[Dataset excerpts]
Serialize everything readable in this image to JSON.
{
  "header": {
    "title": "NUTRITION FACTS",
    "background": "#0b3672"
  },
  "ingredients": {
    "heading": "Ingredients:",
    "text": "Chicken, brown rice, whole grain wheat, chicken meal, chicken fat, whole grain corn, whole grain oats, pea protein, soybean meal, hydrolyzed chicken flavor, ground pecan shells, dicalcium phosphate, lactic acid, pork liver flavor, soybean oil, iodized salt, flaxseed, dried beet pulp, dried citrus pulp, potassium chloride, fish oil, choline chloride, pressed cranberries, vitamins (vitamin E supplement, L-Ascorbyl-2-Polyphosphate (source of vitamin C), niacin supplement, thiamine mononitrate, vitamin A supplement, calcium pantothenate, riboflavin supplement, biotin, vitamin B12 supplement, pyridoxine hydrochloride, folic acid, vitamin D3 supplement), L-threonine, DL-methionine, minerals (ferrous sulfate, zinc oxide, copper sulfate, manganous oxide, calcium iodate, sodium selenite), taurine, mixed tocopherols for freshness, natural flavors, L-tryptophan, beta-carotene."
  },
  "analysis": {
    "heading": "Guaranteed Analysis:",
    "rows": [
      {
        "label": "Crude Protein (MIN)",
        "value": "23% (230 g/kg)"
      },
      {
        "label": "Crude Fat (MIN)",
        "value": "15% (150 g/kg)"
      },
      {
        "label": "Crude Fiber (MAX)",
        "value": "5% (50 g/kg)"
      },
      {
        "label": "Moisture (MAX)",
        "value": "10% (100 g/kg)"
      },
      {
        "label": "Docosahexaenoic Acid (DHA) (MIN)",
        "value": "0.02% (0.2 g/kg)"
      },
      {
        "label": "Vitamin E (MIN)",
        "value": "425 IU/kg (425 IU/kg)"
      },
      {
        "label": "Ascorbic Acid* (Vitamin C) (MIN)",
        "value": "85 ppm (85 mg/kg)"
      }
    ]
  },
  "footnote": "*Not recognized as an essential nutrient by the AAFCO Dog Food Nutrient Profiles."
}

==

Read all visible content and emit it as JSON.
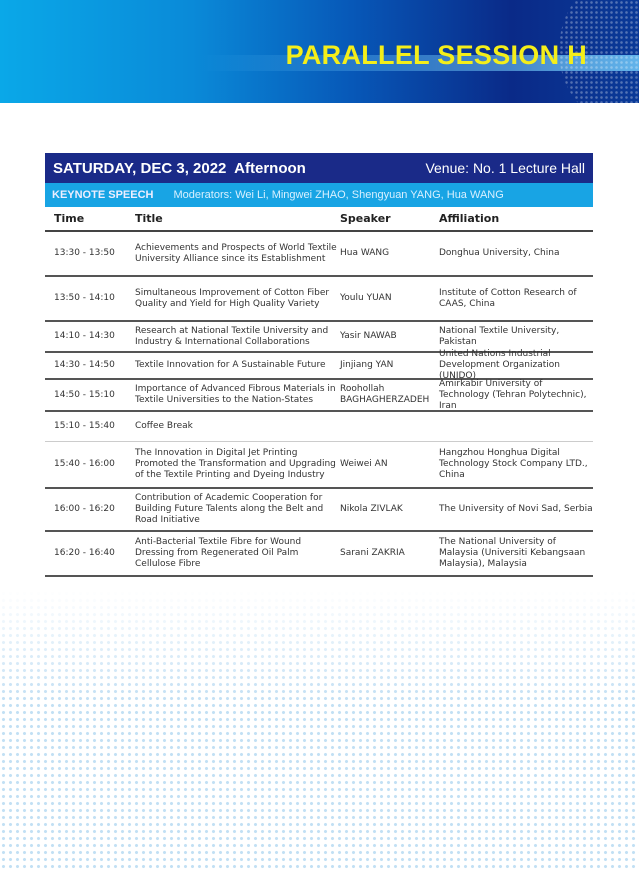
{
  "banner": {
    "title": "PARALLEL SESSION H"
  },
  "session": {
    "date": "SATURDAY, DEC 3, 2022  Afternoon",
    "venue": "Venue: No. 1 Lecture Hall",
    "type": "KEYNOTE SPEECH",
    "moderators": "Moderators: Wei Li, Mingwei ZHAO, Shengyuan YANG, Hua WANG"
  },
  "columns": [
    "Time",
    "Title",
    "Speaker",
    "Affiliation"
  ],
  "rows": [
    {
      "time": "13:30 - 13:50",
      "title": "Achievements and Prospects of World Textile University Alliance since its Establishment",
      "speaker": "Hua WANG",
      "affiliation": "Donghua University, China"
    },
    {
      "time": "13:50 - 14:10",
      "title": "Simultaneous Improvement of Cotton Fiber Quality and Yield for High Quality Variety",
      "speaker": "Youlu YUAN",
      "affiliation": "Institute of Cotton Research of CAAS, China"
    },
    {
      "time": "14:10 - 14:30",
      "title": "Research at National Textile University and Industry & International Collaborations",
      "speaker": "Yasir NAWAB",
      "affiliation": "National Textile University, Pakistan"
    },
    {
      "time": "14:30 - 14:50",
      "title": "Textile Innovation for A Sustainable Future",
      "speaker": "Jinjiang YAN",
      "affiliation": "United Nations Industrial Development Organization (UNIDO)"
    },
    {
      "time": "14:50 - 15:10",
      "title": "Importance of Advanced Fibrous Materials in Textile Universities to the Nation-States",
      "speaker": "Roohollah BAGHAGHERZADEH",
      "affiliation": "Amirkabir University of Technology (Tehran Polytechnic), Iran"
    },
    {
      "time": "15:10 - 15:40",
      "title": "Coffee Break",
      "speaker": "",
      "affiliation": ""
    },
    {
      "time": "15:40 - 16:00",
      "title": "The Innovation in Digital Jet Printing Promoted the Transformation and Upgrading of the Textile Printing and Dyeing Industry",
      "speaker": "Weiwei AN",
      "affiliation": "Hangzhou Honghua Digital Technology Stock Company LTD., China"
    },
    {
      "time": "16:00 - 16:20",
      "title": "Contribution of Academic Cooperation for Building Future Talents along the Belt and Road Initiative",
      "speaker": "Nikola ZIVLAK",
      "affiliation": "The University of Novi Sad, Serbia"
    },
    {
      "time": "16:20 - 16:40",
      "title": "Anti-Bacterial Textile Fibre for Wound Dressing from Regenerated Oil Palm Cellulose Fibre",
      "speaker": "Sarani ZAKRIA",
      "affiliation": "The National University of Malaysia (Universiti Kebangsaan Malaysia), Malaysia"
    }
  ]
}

---

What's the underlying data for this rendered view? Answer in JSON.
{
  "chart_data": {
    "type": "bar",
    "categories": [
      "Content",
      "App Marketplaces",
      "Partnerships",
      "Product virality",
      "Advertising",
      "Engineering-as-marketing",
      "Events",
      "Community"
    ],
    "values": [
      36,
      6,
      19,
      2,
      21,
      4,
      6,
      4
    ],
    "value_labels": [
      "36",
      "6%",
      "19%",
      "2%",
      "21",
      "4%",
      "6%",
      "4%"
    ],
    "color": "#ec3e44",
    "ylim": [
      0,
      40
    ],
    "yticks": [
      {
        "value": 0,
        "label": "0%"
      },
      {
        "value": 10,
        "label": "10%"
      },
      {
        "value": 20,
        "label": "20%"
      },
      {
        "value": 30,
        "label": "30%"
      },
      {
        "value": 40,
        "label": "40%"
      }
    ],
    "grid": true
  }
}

> [WHAT THIS TASK INVOLVES] Search the entries for "Industry" and copy out each line that has it.

> [ANSWER SPACE]
      "title": "Research at National Textile University and Industry & International Collaborations",
      "title": "The Innovation in Digital Jet Printing Promoted the Transformation and Upgrading of the Textile Printing and Dyeing Industry",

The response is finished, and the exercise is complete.